* Problem to work on: Pull out every line below that contains the word "stagione".

#### Exercise input

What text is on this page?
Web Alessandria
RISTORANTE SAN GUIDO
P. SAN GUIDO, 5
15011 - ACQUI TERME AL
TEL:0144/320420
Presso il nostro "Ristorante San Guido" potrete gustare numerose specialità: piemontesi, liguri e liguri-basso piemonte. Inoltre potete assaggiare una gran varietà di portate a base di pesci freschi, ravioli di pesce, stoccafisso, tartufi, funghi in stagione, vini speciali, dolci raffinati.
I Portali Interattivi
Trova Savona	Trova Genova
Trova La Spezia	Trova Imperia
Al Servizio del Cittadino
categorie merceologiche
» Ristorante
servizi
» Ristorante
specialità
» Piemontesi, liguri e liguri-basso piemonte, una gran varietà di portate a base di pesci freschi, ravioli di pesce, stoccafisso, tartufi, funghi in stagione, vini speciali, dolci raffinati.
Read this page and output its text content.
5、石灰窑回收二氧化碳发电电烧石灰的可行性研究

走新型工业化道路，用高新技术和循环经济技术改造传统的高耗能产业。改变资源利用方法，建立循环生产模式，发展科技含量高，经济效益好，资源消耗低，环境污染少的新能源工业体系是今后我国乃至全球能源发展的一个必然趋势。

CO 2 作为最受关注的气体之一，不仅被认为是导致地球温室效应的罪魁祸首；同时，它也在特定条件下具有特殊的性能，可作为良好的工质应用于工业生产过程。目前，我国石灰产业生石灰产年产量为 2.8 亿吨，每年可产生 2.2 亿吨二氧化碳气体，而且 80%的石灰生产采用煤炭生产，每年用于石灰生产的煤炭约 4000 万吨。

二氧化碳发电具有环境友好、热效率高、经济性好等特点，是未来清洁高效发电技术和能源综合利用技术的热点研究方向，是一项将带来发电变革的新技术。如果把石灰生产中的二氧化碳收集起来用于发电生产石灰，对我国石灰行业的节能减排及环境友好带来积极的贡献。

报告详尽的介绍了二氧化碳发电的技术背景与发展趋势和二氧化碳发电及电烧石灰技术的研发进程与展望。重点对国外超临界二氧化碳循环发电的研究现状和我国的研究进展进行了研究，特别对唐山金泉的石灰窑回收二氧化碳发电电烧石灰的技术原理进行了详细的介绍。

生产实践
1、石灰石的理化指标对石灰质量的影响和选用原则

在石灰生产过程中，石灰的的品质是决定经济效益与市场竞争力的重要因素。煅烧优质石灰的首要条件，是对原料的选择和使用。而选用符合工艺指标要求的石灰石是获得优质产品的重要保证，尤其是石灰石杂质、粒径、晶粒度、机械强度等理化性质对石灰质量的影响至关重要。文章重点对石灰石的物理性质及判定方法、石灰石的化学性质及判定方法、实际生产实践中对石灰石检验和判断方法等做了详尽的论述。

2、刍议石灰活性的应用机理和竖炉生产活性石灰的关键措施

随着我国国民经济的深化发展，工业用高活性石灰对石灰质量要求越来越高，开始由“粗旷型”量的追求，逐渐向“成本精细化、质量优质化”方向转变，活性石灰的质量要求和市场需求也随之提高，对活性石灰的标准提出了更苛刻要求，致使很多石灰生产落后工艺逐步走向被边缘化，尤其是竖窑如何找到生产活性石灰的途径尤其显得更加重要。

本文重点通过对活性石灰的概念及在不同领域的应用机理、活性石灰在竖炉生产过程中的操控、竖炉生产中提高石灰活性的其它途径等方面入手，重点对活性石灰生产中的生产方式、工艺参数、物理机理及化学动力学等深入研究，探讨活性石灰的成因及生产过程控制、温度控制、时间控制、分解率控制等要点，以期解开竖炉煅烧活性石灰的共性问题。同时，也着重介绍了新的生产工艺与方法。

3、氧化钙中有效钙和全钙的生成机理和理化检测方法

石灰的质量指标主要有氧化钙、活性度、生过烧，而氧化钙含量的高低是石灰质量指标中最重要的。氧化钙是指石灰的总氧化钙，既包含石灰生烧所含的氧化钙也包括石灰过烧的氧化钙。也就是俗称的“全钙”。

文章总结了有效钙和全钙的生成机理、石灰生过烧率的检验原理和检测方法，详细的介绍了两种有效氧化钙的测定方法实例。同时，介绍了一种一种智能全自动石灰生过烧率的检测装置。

########

* Response for this exercise:
Presso il nostro "Ristorante San Guido" potrete gustare numerose specialità: piemontesi, liguri e liguri-basso piemonte. Inoltre potete assaggiare una gran varietà di portate a base di pesci freschi, ravioli di pesce, stoccafisso, tartufi, funghi in stagione, vini speciali, dolci raffinati.
» Piemontesi, liguri e liguri-basso piemonte, una gran varietà di portate a base di pesci freschi, ravioli di pesce, stoccafisso, tartufi, funghi in stagione, vini speciali, dolci raffinati.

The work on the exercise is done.